* Task to complete:
Read the records below and copy each line that contains "largest".

* Material provided:
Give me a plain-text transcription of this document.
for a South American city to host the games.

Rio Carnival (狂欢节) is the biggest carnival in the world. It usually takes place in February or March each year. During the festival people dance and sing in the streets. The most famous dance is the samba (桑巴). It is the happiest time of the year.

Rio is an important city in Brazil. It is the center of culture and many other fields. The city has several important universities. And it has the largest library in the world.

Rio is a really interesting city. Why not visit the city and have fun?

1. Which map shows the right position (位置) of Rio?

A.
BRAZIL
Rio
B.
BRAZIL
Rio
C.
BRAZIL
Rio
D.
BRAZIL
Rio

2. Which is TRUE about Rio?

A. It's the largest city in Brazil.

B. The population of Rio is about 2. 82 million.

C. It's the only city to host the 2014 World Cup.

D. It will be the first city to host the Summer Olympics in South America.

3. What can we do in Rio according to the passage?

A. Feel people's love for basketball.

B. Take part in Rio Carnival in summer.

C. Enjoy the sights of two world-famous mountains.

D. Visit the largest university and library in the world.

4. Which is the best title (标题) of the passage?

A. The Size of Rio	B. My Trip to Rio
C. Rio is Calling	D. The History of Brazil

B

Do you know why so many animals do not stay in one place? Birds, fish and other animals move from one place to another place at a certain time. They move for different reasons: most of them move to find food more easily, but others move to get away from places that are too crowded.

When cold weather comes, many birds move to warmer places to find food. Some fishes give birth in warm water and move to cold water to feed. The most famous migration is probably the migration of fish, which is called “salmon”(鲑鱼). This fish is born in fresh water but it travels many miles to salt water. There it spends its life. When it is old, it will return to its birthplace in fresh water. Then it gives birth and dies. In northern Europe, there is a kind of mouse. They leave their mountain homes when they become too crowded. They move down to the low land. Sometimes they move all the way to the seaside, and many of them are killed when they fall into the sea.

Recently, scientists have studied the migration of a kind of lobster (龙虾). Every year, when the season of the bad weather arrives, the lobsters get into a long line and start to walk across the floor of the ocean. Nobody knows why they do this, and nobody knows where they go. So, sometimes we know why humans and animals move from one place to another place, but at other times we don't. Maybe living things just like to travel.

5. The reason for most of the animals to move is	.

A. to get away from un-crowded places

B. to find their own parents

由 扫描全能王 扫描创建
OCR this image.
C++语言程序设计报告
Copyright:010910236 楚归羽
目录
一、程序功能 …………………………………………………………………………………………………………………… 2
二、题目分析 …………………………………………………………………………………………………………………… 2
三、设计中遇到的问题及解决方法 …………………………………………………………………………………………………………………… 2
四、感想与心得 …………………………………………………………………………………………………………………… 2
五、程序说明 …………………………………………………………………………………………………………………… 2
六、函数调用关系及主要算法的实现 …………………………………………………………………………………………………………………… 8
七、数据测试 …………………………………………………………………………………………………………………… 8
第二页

* Completed task:
Rio is an important city in Brazil. It is the center of culture and many other fields. The city has several important universities. And it has the largest library in the world.
A. It's the largest city in Brazil.
D. Visit the largest university and library in the world.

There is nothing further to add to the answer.